• [TEXTE FOURNI]:
◆ ◆ ◆ ◆ ◆
Plusieurs auteurs, dont Hart (2010), Kovach (2009), de même que Smith (1999) et Weber-Pillwax (1999, 2004) ont développé les assises de ce qui est identifié dans les écrits comme la méthodologie autochtone de recherche. L’une des caractéristiques

fondamentales de ses assises qui sont propres à la philosophie autochtone touche à l’accès au savoir. Cet accès est perçu comme étant de l’ordre du relationnel, dans un esprit de réciprocité qui s’établit au diapason de toute la création (Wilson, 2001). La plupart des auteurs autochtones s’entendent d’ailleurs pour dire que cette relation s’établit également entre le monde spirituel et le monde physique. En d’autres mots une vision holistique de l’accès au savoir qui s’articule à partir d’un processus subjectif d’accès à la connaissance qui respecte la relation avec les aînés et les individus qui sont la source des savoirs (Hart, 2010).

La recherche autochtone prend également appui sur une épistémologie critique qui conteste la notion d’objectivité et de neutralité (Denzin et al., 2008). Dans cette optique, le chercheur est imputable de ses actes auprès de la communauté, postulat qui va au-delà de la responsabilité auprès des individus impliqués dans la recherche (Smith, 1999). Ce concept doit comprendre, dans l’ontologie autochtone, tous les membres de la communauté. On parle ici d’une communauté au sens propre dans sa réalité physique, humaine et non humaine et non pas d’une communauté au sens figuré, comme c’est le cas de la communauté dite scientifique. Weber-Pillwax (2004) relève l’importance de l’aspect relationnel dans l’instrumentation de toute recherche autochtone. À cet égard, elle mentionne que cette relation ne s’établit pas à l’intérieur d’une communauté hypothétique, mais bien dans une relation qui se vit au sein d’une réelle communauté. Dans cette perspective, le rôle du chercheur ne consiste pas en l’objectification d’une réalité, mais dans l’analyse de sa relation avec cette réalité. Selon Wilson (2001), le

chercheur devient même imputable de cette relation, en quelque sorte, à la mise en relation (relationality) (p. 9).
◆ ◆ ◆ ◆ ◆
• [DONNÉES EXTRAITES]:
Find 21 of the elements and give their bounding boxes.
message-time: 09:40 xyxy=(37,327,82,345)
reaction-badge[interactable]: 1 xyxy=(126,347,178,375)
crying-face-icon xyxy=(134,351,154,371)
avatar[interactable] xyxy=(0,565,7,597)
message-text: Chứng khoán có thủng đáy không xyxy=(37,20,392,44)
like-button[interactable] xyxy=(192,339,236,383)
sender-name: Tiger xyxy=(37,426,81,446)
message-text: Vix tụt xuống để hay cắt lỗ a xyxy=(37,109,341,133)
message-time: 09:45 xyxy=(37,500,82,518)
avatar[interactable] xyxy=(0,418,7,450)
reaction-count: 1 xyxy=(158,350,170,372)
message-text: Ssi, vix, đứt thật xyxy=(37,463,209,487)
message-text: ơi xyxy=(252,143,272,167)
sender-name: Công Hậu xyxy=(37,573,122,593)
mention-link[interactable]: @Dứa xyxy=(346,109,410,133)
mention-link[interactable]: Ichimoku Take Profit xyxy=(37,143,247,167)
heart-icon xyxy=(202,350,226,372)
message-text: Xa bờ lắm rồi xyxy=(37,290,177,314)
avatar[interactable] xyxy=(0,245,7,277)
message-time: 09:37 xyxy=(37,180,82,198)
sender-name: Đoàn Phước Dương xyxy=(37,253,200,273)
◆ ◆ ◆ ◆ ◆
• [CONSIGNES]:
A. Nommez chacun des auteurs cités dans le texte sur la recherche autochtone, une seule fois chacun.
B. Poursuivez le texte sur la recherche autochtone après sa dernière phrase.

• [RÉPONSES]:
A.
Hart
Kovach
Smith
Weber-Pillwax
Wilson
Denzin et al.

B.
La recherche autochtone tient pour acquis que chaque question ou chaque démarche de questionnement est inscrite dans un contexte à la fois politique et moral. Denzin et al. (2008) nomment « critical indigenous pedagogy (CIP) » (p. 2), cet amalgame des méthodologies découlant de la pensée autochtone et des pédagogies issues de la pensée critique, notamment celle de Freire (2006). Selon ces auteurs, cette méthodologie de la recherche doit être orientée vers les préoccupations du monde autochtone, tout en s’assurant de mesurer les retombées dans le monde autochtone. Considérant la contestation au regard des paradigmes néocoloniaux, les résultats de recherche se doivent de répondre aux besoins de la communauté concernée avant de répondre à des besoins qui servent uniquement la communauté scientifique (Kovach, 2009).